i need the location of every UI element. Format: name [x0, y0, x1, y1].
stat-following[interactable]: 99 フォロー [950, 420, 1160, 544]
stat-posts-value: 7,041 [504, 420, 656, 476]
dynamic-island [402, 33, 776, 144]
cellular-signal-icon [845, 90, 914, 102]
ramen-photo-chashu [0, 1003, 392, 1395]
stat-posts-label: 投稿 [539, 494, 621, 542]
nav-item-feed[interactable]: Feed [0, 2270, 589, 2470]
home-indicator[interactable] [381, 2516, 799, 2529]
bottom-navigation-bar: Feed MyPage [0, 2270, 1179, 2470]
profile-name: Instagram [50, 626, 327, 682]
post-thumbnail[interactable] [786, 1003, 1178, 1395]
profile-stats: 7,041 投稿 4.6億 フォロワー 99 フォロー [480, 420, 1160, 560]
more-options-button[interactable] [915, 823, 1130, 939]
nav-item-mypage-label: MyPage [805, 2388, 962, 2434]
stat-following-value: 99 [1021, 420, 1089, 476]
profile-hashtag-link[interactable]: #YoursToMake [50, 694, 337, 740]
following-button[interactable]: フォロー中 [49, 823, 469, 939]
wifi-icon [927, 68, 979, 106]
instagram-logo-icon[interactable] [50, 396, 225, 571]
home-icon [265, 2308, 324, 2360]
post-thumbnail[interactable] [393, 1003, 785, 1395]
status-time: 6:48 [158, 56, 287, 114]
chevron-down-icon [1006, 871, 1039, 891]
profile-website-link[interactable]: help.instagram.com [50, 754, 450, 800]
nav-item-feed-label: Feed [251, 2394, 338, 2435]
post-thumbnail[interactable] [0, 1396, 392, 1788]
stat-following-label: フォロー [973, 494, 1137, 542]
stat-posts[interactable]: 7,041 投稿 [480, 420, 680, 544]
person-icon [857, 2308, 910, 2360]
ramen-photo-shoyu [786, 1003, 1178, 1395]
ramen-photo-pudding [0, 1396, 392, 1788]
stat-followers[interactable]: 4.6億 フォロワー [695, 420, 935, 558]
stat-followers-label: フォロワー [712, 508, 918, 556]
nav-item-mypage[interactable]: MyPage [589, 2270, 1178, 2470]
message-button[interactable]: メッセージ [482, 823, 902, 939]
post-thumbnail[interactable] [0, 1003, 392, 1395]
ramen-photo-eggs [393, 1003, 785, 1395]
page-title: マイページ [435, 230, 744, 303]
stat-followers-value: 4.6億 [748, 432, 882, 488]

::::::::

> [What the task requires]:
Rewrite the records above, replacing each occurrence of "post-thumbnail" with "post-tile" and leaving everything else unchanged.

> [The solution]:
i need the location of every UI element. Format: name [x0, y0, x1, y1].
stat-following[interactable]: 99 フォロー [950, 420, 1160, 544]
stat-posts-value: 7,041 [504, 420, 656, 476]
dynamic-island [402, 33, 776, 144]
cellular-signal-icon [845, 90, 914, 102]
ramen-photo-chashu [0, 1003, 392, 1395]
stat-posts-label: 投稿 [539, 494, 621, 542]
nav-item-feed[interactable]: Feed [0, 2270, 589, 2470]
home-indicator[interactable] [381, 2516, 799, 2529]
bottom-navigation-bar: Feed MyPage [0, 2270, 1179, 2470]
profile-name: Instagram [50, 626, 327, 682]
post-tile[interactable] [786, 1003, 1178, 1395]
profile-stats: 7,041 投稿 4.6億 フォロワー 99 フォロー [480, 420, 1160, 560]
more-options-button[interactable] [915, 823, 1130, 939]
nav-item-mypage-label: MyPage [805, 2388, 962, 2434]
stat-following-value: 99 [1021, 420, 1089, 476]
profile-hashtag-link[interactable]: #YoursToMake [50, 694, 337, 740]
following-button[interactable]: フォロー中 [49, 823, 469, 939]
wifi-icon [927, 68, 979, 106]
instagram-logo-icon[interactable] [50, 396, 225, 571]
home-icon [265, 2308, 324, 2360]
post-tile[interactable] [393, 1003, 785, 1395]
status-time: 6:48 [158, 56, 287, 114]
chevron-down-icon [1006, 871, 1039, 891]
profile-website-link[interactable]: help.instagram.com [50, 754, 450, 800]
nav-item-feed-label: Feed [251, 2394, 338, 2435]
post-tile[interactable] [0, 1396, 392, 1788]
stat-following-label: フォロー [973, 494, 1137, 542]
stat-posts[interactable]: 7,041 投稿 [480, 420, 680, 544]
person-icon [857, 2308, 910, 2360]
ramen-photo-shoyu [786, 1003, 1178, 1395]
ramen-photo-pudding [0, 1396, 392, 1788]
stat-followers[interactable]: 4.6億 フォロワー [695, 420, 935, 558]
stat-followers-label: フォロワー [712, 508, 918, 556]
nav-item-mypage[interactable]: MyPage [589, 2270, 1178, 2470]
message-button[interactable]: メッセージ [482, 823, 902, 939]
post-tile[interactable] [0, 1003, 392, 1395]
ramen-photo-eggs [393, 1003, 785, 1395]
page-title: マイページ [435, 230, 744, 303]
stat-followers-value: 4.6億 [748, 432, 882, 488]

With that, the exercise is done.